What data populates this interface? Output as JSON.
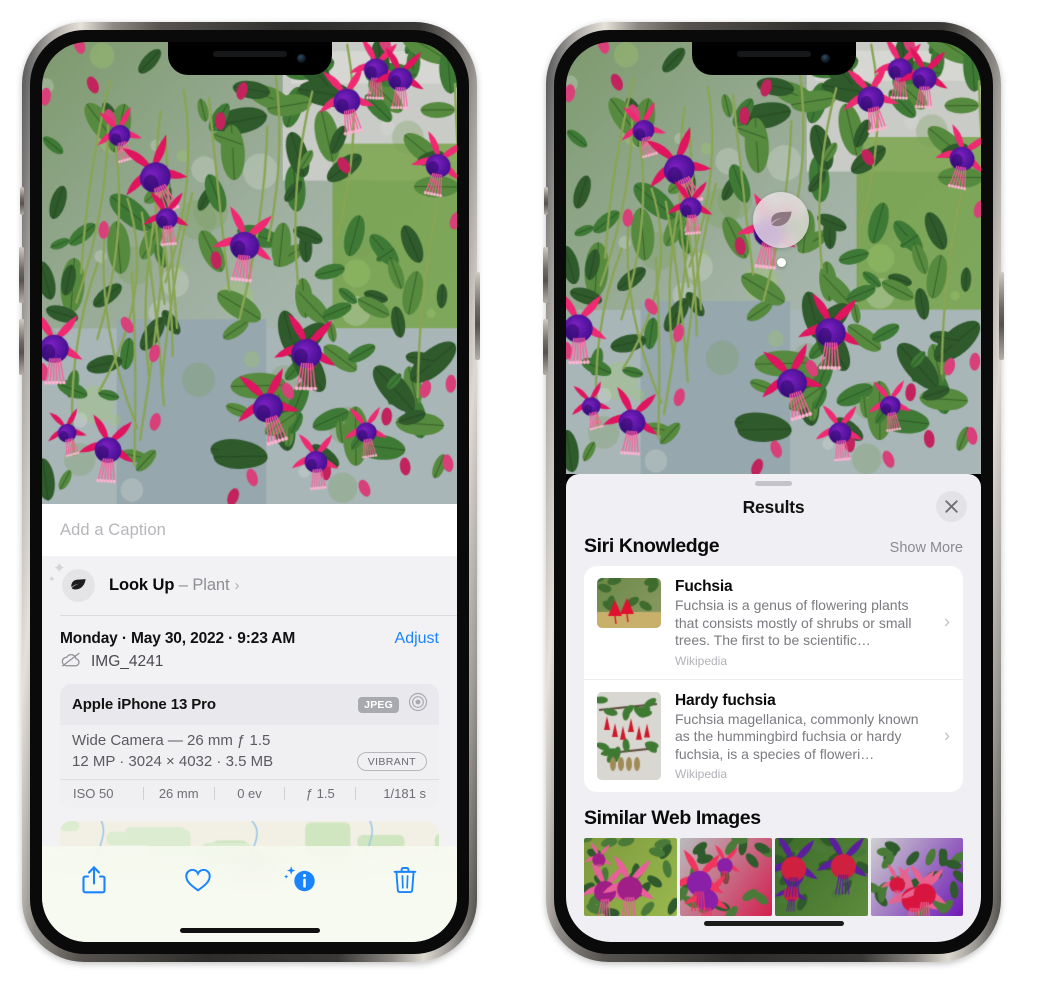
{
  "left_phone": {
    "caption": {
      "placeholder": "Add a Caption",
      "value": ""
    },
    "look_up": {
      "icon": "leaf-icon",
      "label": "Look Up",
      "dash": "–",
      "subject": "Plant",
      "chevron": "›"
    },
    "date_row": {
      "date": "Monday · May 30, 2022 · 9:23 AM",
      "adjust_label": "Adjust"
    },
    "file_row": {
      "icon": "cloud-slash-icon",
      "filename": "IMG_4241"
    },
    "metadata": {
      "device": "Apple iPhone 13 Pro",
      "format_badge": "JPEG",
      "aperture_icon": "camera-target-icon",
      "lens_line": "Wide Camera — 26 mm ƒ 1.5",
      "size_line": "12 MP · 3024 × 4032 · 3.5 MB",
      "style_badge": "VIBRANT",
      "exif": [
        "ISO 50",
        "26 mm",
        "0 ev",
        "ƒ 1.5",
        "1/181 s"
      ]
    },
    "toolbar": [
      {
        "name": "share-button",
        "icon": "share-icon"
      },
      {
        "name": "favorite-button",
        "icon": "heart-icon"
      },
      {
        "name": "info-button",
        "icon": "info-sparkle-icon"
      },
      {
        "name": "delete-button",
        "icon": "trash-icon"
      }
    ]
  },
  "right_phone": {
    "visual_look_up_badge": {
      "icon": "leaf-icon"
    },
    "sheet": {
      "title": "Results",
      "close_icon": "close-icon"
    },
    "siri_knowledge": {
      "heading": "Siri Knowledge",
      "show_more": "Show More",
      "items": [
        {
          "title": "Fuchsia",
          "description": "Fuchsia is a genus of flowering plants that consists mostly of shrubs or small trees. The first to be scientific…",
          "source": "Wikipedia",
          "chevron": "›"
        },
        {
          "title": "Hardy fuchsia",
          "description": "Fuchsia magellanica, commonly known as the hummingbird fuchsia or hardy fuchsia, is a species of floweri…",
          "source": "Wikipedia",
          "chevron": "›"
        }
      ]
    },
    "similar_web_images": {
      "heading": "Similar Web Images",
      "count": 4
    }
  },
  "colors": {
    "accent_blue": "#1a84ff",
    "sheet_bg": "#f0f0f4",
    "card_bg": "#ffffff",
    "secondary_text": "#8e8e93"
  }
}
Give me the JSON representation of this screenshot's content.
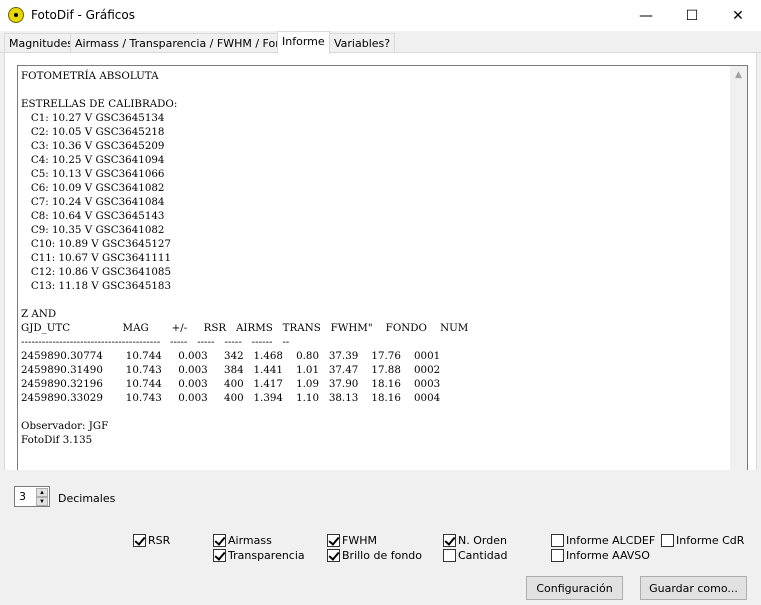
{
  "window": {
    "title": "FotoDif - Gráficos",
    "minimize_glyph": "—",
    "maximize_glyph": "☐",
    "close_glyph": "✕"
  },
  "tabs": [
    {
      "label": "Magnitudes"
    },
    {
      "label": "Airmass / Transparencia / FWHM / Fondo"
    },
    {
      "label": "Informe"
    },
    {
      "label": "Variables?"
    }
  ],
  "report": {
    "lines": [
      "FOTOMETRÍA ABSOLUTA",
      "",
      "ESTRELLAS DE CALIBRADO:",
      "   C1: 10.27 V GSC3645134",
      "   C2: 10.05 V GSC3645218",
      "   C3: 10.36 V GSC3645209",
      "   C4: 10.25 V GSC3641094",
      "   C5: 10.13 V GSC3641066",
      "   C6: 10.09 V GSC3641082",
      "   C7: 10.24 V GSC3641084",
      "   C8: 10.64 V GSC3645143",
      "   C9: 10.35 V GSC3641082",
      "   C10: 10.89 V GSC3645127",
      "   C11: 10.67 V GSC3641111",
      "   C12: 10.86 V GSC3641085",
      "   C13: 11.18 V GSC3645183",
      "",
      "Z AND",
      "GJD_UTC                MAG       +/-     RSR   AIRMS   TRANS   FWHM\"    FONDO    NUM",
      "----------------------------------------   -----   -----   -----   ------   --",
      "2459890.30774       10.744     0.003     342   1.468    0.80   37.39    17.76    0001",
      "2459890.31490       10.743     0.003     384   1.441    1.01   37.47    17.88    0002",
      "2459890.32196       10.744     0.003     400   1.417    1.09   37.90    18.16    0003",
      "2459890.33029       10.743     0.003     400   1.394    1.10   38.13    18.16    0004",
      "",
      "Observador: JGF",
      "FotoDif 3.135"
    ]
  },
  "controls": {
    "decimales_value": "3",
    "decimales_label": "Decimales",
    "checkboxes": {
      "rsr": {
        "label": "RSR",
        "checked": true
      },
      "airmass": {
        "label": "Airmass",
        "checked": true
      },
      "transparencia": {
        "label": "Transparencia",
        "checked": true
      },
      "fwhm": {
        "label": "FWHM",
        "checked": true
      },
      "brillo_fondo": {
        "label": "Brillo de fondo",
        "checked": true
      },
      "n_orden": {
        "label": "N. Orden",
        "checked": true
      },
      "cantidad": {
        "label": "Cantidad",
        "checked": false
      },
      "informe_alcdef": {
        "label": "Informe ALCDEF",
        "checked": false
      },
      "informe_aavso": {
        "label": "Informe AAVSO",
        "checked": false
      },
      "informe_cdr": {
        "label": "Informe CdR",
        "checked": false
      }
    },
    "buttons": {
      "configuracion": "Configuración",
      "guardar": "Guardar como..."
    }
  }
}
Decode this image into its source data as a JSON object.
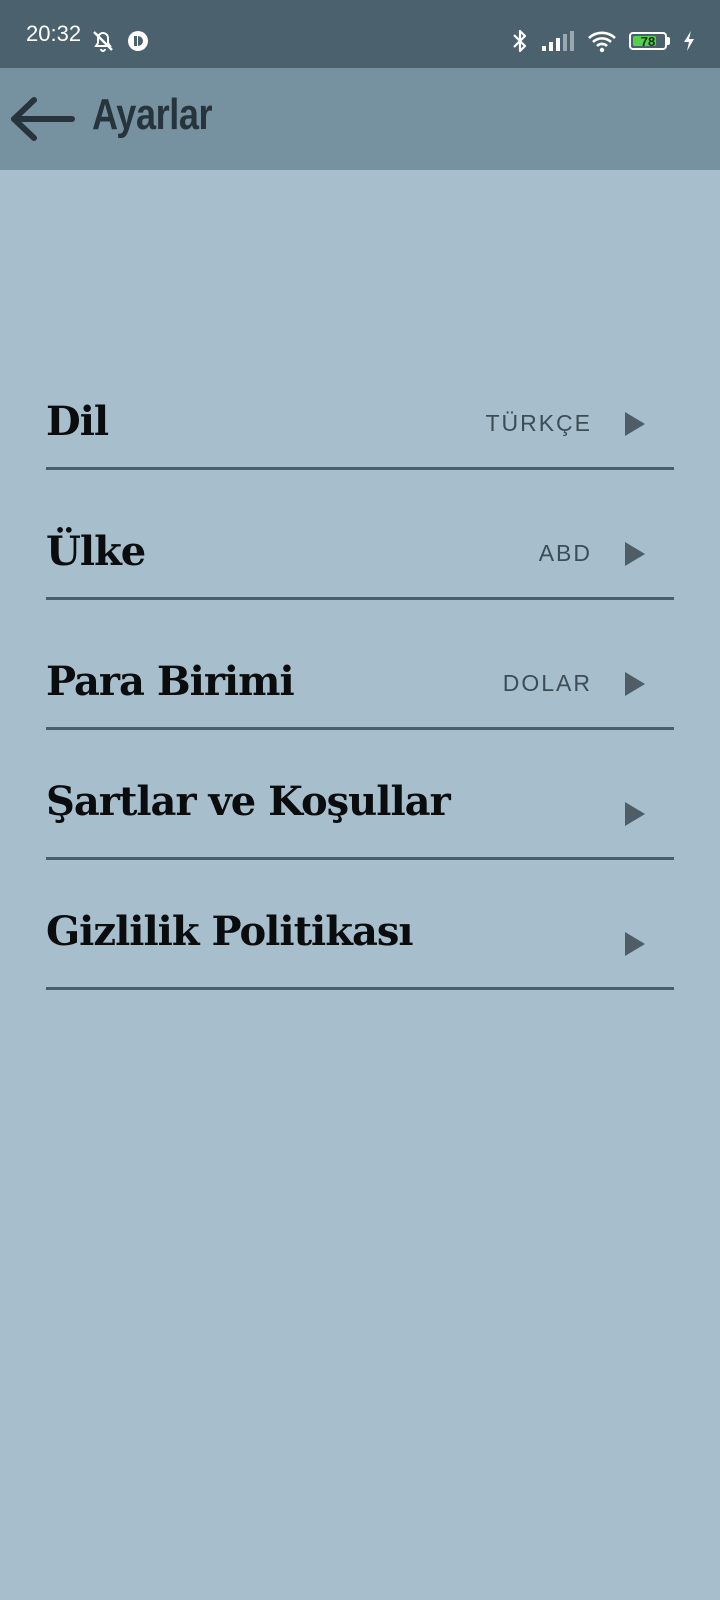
{
  "status_bar": {
    "time": "20:32",
    "left_icons": [
      "alarm-off-icon",
      "app-notification-icon"
    ],
    "right_icons": [
      "bluetooth-icon",
      "signal-icon",
      "wifi-icon",
      "battery-icon",
      "charging-icon"
    ],
    "battery_percent": "78",
    "battery_level": 0.78
  },
  "app_bar": {
    "back_icon": "arrow-left-icon",
    "title": "Ayarlar"
  },
  "settings": {
    "items": [
      {
        "label": "Dil",
        "value": "TÜRKÇE"
      },
      {
        "label": "Ülke",
        "value": "ABD"
      },
      {
        "label": "Para Birimi",
        "value": "DOLAR"
      },
      {
        "label": "Şartlar ve Koşullar",
        "value": ""
      },
      {
        "label": "Gizlilik Politikası",
        "value": ""
      }
    ],
    "chevron_icon": "play-arrow-right-icon"
  },
  "colors": {
    "status_bar": "#4b616e",
    "app_bar": "#7691a0",
    "background": "#a7bfcd",
    "divider": "#4b5f6b",
    "battery_fill": "#53d14c"
  }
}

> **What is expected**
Using the material above, report each line where "title" occurs.

> **Result**
      "title": "Results",
          "title": "Fuchsia",
          "title": "Hardy fuchsia",
    "title": "FotoDif - Gráficos",
    "title": "Ayarlar"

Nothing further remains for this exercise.